Given exercise: Every record should be repeated exactly, except that pictures are left out.

Data excerpts

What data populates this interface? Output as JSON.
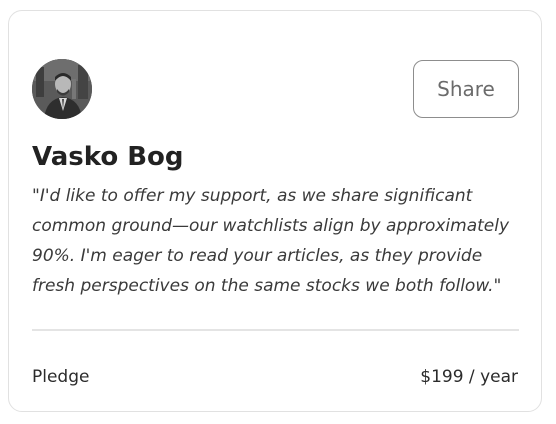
{
  "card": {
    "supporter_name": "Vasko Bog",
    "share_label": "Share",
    "quote": "\"I'd like to offer my support, as we share significant common ground—our watchlists align by approximately 90%. I'm eager to read your articles, as they provide fresh perspectives on the same stocks we both follow.\"",
    "pledge_label": "Pledge",
    "pledge_amount": "$199 / year",
    "avatar_icon": "user-avatar-photo"
  },
  "colors": {
    "border": "#e1e1e1",
    "button_border": "#8d8d8d",
    "button_text": "#6b6b6b",
    "text_primary": "#222222",
    "divider": "#e4e4e4"
  }
}
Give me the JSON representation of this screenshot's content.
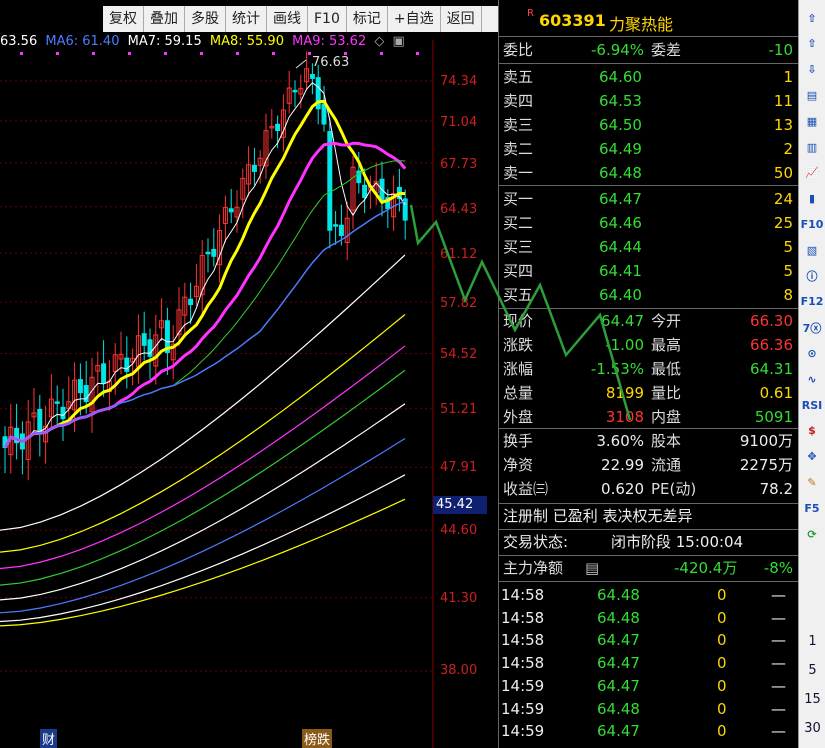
{
  "toolbar": {
    "items": [
      "复权",
      "叠加",
      "多股",
      "统计",
      "画线",
      "F10",
      "标记",
      "+自选",
      "返回"
    ]
  },
  "ma_legend": {
    "cut_value": "63.56",
    "ma6": "MA6: 61.40",
    "ma7": "MA7: 59.15",
    "ma8": "MA8: 55.90",
    "ma9": "MA9: 53.62"
  },
  "chart": {
    "high_label": "76.63",
    "price_labels": [
      "74.34",
      "71.04",
      "67.73",
      "64.43",
      "61.12",
      "57.82",
      "54.52",
      "51.21",
      "47.91",
      "44.60",
      "41.30",
      "38.00"
    ],
    "current_price": "45.42",
    "bottom_labels": [
      "财",
      "榜跌"
    ],
    "colors": {
      "up": "#ff3333",
      "down": "#00e5e5",
      "ma5": "#ffffff",
      "ma6": "#ffff00",
      "ma7": "#ff33ff",
      "ma8": "#33cc33",
      "ma9": "#4d7bff",
      "grid": "#6a0000",
      "drawing": "#2e9e3a"
    }
  },
  "header": {
    "badge": "R",
    "code": "603391",
    "name": "力聚热能"
  },
  "weibi": {
    "label1": "委比",
    "value1": "-6.94%",
    "label2": "委差",
    "value2": "-10"
  },
  "sell": [
    {
      "label": "卖五",
      "price": "64.60",
      "vol": "1"
    },
    {
      "label": "卖四",
      "price": "64.53",
      "vol": "11"
    },
    {
      "label": "卖三",
      "price": "64.50",
      "vol": "13"
    },
    {
      "label": "卖二",
      "price": "64.49",
      "vol": "2"
    },
    {
      "label": "卖一",
      "price": "64.48",
      "vol": "50"
    }
  ],
  "buy": [
    {
      "label": "买一",
      "price": "64.47",
      "vol": "24"
    },
    {
      "label": "买二",
      "price": "64.46",
      "vol": "25"
    },
    {
      "label": "买三",
      "price": "64.44",
      "vol": "5"
    },
    {
      "label": "买四",
      "price": "64.41",
      "vol": "5"
    },
    {
      "label": "买五",
      "price": "64.40",
      "vol": "8"
    }
  ],
  "quote": [
    {
      "l1": "现价",
      "v1": "64.47",
      "l2": "今开",
      "v2": "66.30"
    },
    {
      "l1": "涨跌",
      "v1": "-1.00",
      "l2": "最高",
      "v2": "66.36"
    },
    {
      "l1": "涨幅",
      "v1": "-1.53%",
      "l2": "最低",
      "v2": "64.31"
    },
    {
      "l1": "总量",
      "v1": "8199",
      "l2": "量比",
      "v2": "0.61"
    },
    {
      "l1": "外盘",
      "v1": "3108",
      "l2": "内盘",
      "v2": "5091"
    }
  ],
  "fund": [
    {
      "l1": "换手",
      "v1": "3.60%",
      "l2": "股本",
      "v2": "9100万"
    },
    {
      "l1": "净资",
      "v1": "22.99",
      "l2": "流通",
      "v2": "2275万"
    },
    {
      "l1": "收益㈢",
      "v1": "0.620",
      "l2": "PE(动)",
      "v2": "78.2"
    }
  ],
  "tags": "注册制 已盈利 表决权无差异",
  "status": {
    "label": "交易状态:",
    "value": "闭市阶段 15:00:04"
  },
  "mainflow": {
    "label": "主力净额",
    "value": "-420.4万",
    "pct": "-8%"
  },
  "ticks": [
    {
      "t": "14:58",
      "p": "64.48",
      "v": "0",
      "f": "—"
    },
    {
      "t": "14:58",
      "p": "64.48",
      "v": "0",
      "f": "—"
    },
    {
      "t": "14:58",
      "p": "64.47",
      "v": "0",
      "f": "—"
    },
    {
      "t": "14:58",
      "p": "64.47",
      "v": "0",
      "f": "—"
    },
    {
      "t": "14:59",
      "p": "64.47",
      "v": "0",
      "f": "—"
    },
    {
      "t": "14:59",
      "p": "64.48",
      "v": "0",
      "f": "—"
    },
    {
      "t": "14:59",
      "p": "64.47",
      "v": "0",
      "f": "—"
    }
  ],
  "sidebar": {
    "icons": [
      "arrow-up-hollow-icon",
      "arrow-up-icon",
      "arrow-down-icon",
      "list-icon",
      "grid-icon",
      "table-icon",
      "line-chart-icon",
      "kline-icon",
      "f10-icon",
      "news-icon",
      "info-icon",
      "f12-icon",
      "chat-icon",
      "settings-icon",
      "wave-icon",
      "rsi-icon",
      "dollar-icon",
      "move-icon",
      "pencil-icon",
      "f5-icon",
      "refresh-icon"
    ],
    "labels": {
      "f10": "F10",
      "f12": "F12",
      "rsi": "RSI",
      "f5": "F5"
    },
    "nums": [
      "1",
      "5",
      "15",
      "30"
    ]
  }
}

Output for this task:
What data populates this interface? Output as JSON.
{
  "card": {
    "supporter_name": "Vasko Bog",
    "share_label": "Share",
    "quote": "\"I'd like to offer my support, as we share significant common ground—our watchlists align by approximately 90%. I'm eager to read your articles, as they provide fresh perspectives on the same stocks we both follow.\"",
    "pledge_label": "Pledge",
    "pledge_amount": "$199 / year",
    "avatar_icon": "user-avatar-photo"
  },
  "colors": {
    "border": "#e1e1e1",
    "button_border": "#8d8d8d",
    "button_text": "#6b6b6b",
    "text_primary": "#222222",
    "divider": "#e4e4e4"
  }
}
Give me the JSON representation of this screenshot's content.
{
  "toolbar": {
    "items": [
      "复权",
      "叠加",
      "多股",
      "统计",
      "画线",
      "F10",
      "标记",
      "+自选",
      "返回"
    ]
  },
  "ma_legend": {
    "cut_value": "63.56",
    "ma6": "MA6: 61.40",
    "ma7": "MA7: 59.15",
    "ma8": "MA8: 55.90",
    "ma9": "MA9: 53.62"
  },
  "chart": {
    "high_label": "76.63",
    "price_labels": [
      "74.34",
      "71.04",
      "67.73",
      "64.43",
      "61.12",
      "57.82",
      "54.52",
      "51.21",
      "47.91",
      "44.60",
      "41.30",
      "38.00"
    ],
    "current_price": "45.42",
    "bottom_labels": [
      "财",
      "榜跌"
    ],
    "colors": {
      "up": "#ff3333",
      "down": "#00e5e5",
      "ma5": "#ffffff",
      "ma6": "#ffff00",
      "ma7": "#ff33ff",
      "ma8": "#33cc33",
      "ma9": "#4d7bff",
      "grid": "#6a0000",
      "drawing": "#2e9e3a"
    }
  },
  "header": {
    "badge": "R",
    "code": "603391",
    "name": "力聚热能"
  },
  "weibi": {
    "label1": "委比",
    "value1": "-6.94%",
    "label2": "委差",
    "value2": "-10"
  },
  "sell": [
    {
      "label": "卖五",
      "price": "64.60",
      "vol": "1"
    },
    {
      "label": "卖四",
      "price": "64.53",
      "vol": "11"
    },
    {
      "label": "卖三",
      "price": "64.50",
      "vol": "13"
    },
    {
      "label": "卖二",
      "price": "64.49",
      "vol": "2"
    },
    {
      "label": "卖一",
      "price": "64.48",
      "vol": "50"
    }
  ],
  "buy": [
    {
      "label": "买一",
      "price": "64.47",
      "vol": "24"
    },
    {
      "label": "买二",
      "price": "64.46",
      "vol": "25"
    },
    {
      "label": "买三",
      "price": "64.44",
      "vol": "5"
    },
    {
      "label": "买四",
      "price": "64.41",
      "vol": "5"
    },
    {
      "label": "买五",
      "price": "64.40",
      "vol": "8"
    }
  ],
  "quote": [
    {
      "l1": "现价",
      "v1": "64.47",
      "l2": "今开",
      "v2": "66.30"
    },
    {
      "l1": "涨跌",
      "v1": "-1.00",
      "l2": "最高",
      "v2": "66.36"
    },
    {
      "l1": "涨幅",
      "v1": "-1.53%",
      "l2": "最低",
      "v2": "64.31"
    },
    {
      "l1": "总量",
      "v1": "8199",
      "l2": "量比",
      "v2": "0.61"
    },
    {
      "l1": "外盘",
      "v1": "3108",
      "l2": "内盘",
      "v2": "5091"
    }
  ],
  "fund": [
    {
      "l1": "换手",
      "v1": "3.60%",
      "l2": "股本",
      "v2": "9100万"
    },
    {
      "l1": "净资",
      "v1": "22.99",
      "l2": "流通",
      "v2": "2275万"
    },
    {
      "l1": "收益㈢",
      "v1": "0.620",
      "l2": "PE(动)",
      "v2": "78.2"
    }
  ],
  "tags": "注册制 已盈利 表决权无差异",
  "status": {
    "label": "交易状态:",
    "value": "闭市阶段 15:00:04"
  },
  "mainflow": {
    "label": "主力净额",
    "value": "-420.4万",
    "pct": "-8%"
  },
  "ticks": [
    {
      "t": "14:58",
      "p": "64.48",
      "v": "0",
      "f": "—"
    },
    {
      "t": "14:58",
      "p": "64.48",
      "v": "0",
      "f": "—"
    },
    {
      "t": "14:58",
      "p": "64.47",
      "v": "0",
      "f": "—"
    },
    {
      "t": "14:58",
      "p": "64.47",
      "v": "0",
      "f": "—"
    },
    {
      "t": "14:59",
      "p": "64.47",
      "v": "0",
      "f": "—"
    },
    {
      "t": "14:59",
      "p": "64.48",
      "v": "0",
      "f": "—"
    },
    {
      "t": "14:59",
      "p": "64.47",
      "v": "0",
      "f": "—"
    }
  ],
  "sidebar": {
    "icons": [
      "arrow-up-hollow-icon",
      "arrow-up-icon",
      "arrow-down-icon",
      "list-icon",
      "grid-icon",
      "table-icon",
      "line-chart-icon",
      "kline-icon",
      "f10-icon",
      "news-icon",
      "info-icon",
      "f12-icon",
      "chat-icon",
      "settings-icon",
      "wave-icon",
      "rsi-icon",
      "dollar-icon",
      "move-icon",
      "pencil-icon",
      "f5-icon",
      "refresh-icon"
    ],
    "labels": {
      "f10": "F10",
      "f12": "F12",
      "rsi": "RSI",
      "f5": "F5"
    },
    "nums": [
      "1",
      "5",
      "15",
      "30"
    ]
  }
}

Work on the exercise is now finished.